(Records excerpted from a collection)
|---|
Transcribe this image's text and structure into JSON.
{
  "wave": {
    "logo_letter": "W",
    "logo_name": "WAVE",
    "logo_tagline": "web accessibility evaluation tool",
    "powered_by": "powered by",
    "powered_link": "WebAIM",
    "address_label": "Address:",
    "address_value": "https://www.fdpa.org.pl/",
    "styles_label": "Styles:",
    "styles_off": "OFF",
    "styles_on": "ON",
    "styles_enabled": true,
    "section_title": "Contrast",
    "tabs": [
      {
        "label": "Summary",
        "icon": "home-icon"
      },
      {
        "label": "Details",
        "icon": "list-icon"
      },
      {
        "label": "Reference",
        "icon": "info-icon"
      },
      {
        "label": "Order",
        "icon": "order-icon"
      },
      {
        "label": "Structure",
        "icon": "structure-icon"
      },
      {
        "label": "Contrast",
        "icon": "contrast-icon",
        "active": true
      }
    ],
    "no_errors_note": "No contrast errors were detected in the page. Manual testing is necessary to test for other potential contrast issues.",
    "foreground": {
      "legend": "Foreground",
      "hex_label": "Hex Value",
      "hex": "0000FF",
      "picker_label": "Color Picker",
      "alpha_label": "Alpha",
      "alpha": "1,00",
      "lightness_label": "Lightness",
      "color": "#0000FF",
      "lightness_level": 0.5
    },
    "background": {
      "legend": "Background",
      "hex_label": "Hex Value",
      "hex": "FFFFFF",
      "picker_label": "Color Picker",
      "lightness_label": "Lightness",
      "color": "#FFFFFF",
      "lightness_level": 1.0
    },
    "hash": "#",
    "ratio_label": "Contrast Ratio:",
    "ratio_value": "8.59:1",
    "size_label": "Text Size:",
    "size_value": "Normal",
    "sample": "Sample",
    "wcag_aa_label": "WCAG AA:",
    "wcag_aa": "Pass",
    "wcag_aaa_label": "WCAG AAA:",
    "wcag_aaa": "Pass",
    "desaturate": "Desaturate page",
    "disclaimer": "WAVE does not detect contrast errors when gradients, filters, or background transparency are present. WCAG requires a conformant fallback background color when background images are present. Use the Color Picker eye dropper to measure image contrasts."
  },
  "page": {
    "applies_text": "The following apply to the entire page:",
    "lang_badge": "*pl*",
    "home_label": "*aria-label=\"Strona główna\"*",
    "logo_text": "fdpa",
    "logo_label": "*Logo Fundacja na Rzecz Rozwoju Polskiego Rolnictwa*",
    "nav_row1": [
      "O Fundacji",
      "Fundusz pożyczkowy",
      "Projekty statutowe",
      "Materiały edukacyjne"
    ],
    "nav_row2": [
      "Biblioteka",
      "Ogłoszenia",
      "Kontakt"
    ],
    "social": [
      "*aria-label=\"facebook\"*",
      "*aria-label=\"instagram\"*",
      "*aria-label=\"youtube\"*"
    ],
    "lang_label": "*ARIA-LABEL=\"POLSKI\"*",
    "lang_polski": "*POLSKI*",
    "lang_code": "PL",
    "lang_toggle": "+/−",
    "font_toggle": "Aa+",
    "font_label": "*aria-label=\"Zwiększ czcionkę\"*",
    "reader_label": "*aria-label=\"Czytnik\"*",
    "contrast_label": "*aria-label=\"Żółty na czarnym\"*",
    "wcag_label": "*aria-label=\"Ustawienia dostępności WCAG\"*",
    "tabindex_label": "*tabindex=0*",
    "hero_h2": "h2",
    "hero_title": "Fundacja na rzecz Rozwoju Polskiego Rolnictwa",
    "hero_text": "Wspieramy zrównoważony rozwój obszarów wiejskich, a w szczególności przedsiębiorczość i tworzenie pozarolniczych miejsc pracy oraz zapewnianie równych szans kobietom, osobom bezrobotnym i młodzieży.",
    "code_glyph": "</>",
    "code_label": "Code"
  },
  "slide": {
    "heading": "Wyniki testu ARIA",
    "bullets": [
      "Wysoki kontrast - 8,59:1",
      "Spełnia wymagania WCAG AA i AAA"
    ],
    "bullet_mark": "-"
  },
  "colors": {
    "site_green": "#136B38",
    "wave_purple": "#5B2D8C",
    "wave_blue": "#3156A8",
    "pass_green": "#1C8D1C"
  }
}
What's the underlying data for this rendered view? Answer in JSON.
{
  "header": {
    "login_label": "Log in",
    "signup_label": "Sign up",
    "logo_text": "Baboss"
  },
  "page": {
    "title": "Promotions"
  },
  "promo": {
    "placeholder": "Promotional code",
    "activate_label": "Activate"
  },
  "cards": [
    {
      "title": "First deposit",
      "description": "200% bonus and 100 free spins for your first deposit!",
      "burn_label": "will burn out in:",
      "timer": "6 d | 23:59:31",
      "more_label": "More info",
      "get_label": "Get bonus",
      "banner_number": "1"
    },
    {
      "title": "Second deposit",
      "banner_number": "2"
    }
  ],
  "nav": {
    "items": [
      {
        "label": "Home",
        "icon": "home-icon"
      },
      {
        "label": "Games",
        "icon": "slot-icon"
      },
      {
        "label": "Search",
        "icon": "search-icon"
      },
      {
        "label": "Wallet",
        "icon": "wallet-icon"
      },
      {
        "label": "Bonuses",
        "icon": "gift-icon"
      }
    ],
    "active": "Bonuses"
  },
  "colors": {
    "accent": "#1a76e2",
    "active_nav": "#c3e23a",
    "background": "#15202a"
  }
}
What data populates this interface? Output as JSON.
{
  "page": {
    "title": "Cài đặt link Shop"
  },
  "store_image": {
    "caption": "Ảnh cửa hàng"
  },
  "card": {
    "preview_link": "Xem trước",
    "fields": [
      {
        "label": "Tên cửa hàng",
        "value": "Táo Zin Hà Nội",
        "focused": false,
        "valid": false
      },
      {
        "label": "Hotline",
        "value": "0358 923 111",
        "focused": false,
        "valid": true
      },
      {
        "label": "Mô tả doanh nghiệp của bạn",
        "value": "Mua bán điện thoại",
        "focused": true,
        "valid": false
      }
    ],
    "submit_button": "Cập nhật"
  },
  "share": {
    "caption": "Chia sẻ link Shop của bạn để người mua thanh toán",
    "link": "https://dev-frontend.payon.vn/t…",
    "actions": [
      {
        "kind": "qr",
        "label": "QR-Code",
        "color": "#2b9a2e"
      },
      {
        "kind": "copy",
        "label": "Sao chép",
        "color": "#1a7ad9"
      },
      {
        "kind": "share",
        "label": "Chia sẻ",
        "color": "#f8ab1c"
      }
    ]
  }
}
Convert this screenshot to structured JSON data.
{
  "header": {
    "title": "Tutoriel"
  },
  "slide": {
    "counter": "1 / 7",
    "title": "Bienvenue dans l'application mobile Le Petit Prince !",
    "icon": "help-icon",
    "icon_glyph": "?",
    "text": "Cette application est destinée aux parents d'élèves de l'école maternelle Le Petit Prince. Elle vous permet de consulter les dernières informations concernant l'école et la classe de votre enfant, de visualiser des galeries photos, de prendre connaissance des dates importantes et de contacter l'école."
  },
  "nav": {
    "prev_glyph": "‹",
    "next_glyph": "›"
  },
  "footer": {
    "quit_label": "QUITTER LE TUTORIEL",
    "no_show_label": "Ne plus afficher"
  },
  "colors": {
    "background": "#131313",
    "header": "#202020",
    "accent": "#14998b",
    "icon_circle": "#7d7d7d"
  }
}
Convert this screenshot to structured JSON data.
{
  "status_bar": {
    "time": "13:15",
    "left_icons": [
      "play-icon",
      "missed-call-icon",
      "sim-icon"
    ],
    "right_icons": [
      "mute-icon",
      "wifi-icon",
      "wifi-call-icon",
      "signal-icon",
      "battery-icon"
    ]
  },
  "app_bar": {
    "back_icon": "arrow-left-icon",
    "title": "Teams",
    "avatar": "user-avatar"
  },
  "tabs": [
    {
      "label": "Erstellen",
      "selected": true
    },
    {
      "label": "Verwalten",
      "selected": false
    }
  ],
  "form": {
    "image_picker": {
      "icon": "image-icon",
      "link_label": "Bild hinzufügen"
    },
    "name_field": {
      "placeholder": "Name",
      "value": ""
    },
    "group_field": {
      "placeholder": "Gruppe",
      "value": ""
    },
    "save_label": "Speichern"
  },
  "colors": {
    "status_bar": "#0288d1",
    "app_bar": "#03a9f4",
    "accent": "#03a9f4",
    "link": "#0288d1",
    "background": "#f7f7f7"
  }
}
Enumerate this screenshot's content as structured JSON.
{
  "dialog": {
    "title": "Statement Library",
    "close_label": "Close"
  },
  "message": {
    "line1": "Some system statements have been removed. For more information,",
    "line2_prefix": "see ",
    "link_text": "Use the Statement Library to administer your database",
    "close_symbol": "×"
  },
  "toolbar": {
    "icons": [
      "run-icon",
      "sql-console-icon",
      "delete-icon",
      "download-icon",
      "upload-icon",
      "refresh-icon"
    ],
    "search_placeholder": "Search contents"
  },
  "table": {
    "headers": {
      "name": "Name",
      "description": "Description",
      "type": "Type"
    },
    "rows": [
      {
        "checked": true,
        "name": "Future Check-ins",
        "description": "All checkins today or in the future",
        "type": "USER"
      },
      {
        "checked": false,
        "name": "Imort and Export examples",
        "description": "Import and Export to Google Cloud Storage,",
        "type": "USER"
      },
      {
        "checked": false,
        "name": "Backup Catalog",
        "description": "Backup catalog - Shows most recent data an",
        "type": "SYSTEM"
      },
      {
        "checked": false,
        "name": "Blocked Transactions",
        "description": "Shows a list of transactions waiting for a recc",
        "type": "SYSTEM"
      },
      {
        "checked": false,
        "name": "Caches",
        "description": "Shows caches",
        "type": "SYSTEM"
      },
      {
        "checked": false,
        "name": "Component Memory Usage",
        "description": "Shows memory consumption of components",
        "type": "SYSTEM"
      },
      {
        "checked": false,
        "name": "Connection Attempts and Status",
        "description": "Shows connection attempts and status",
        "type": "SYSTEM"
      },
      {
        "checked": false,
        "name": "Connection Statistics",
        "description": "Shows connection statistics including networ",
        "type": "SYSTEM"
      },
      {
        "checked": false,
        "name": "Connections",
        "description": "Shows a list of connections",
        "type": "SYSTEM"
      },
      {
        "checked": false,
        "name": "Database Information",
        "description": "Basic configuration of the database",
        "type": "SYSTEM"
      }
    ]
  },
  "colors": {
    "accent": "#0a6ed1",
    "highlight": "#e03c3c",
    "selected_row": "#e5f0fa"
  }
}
|---|
THE TASK:
List the lines of the records where "caption" occurs.

RESPONSE:
    "caption": "Ảnh cửa hàng"
    "caption": "Chia sẻ link Shop của bạn để người mua thanh toán",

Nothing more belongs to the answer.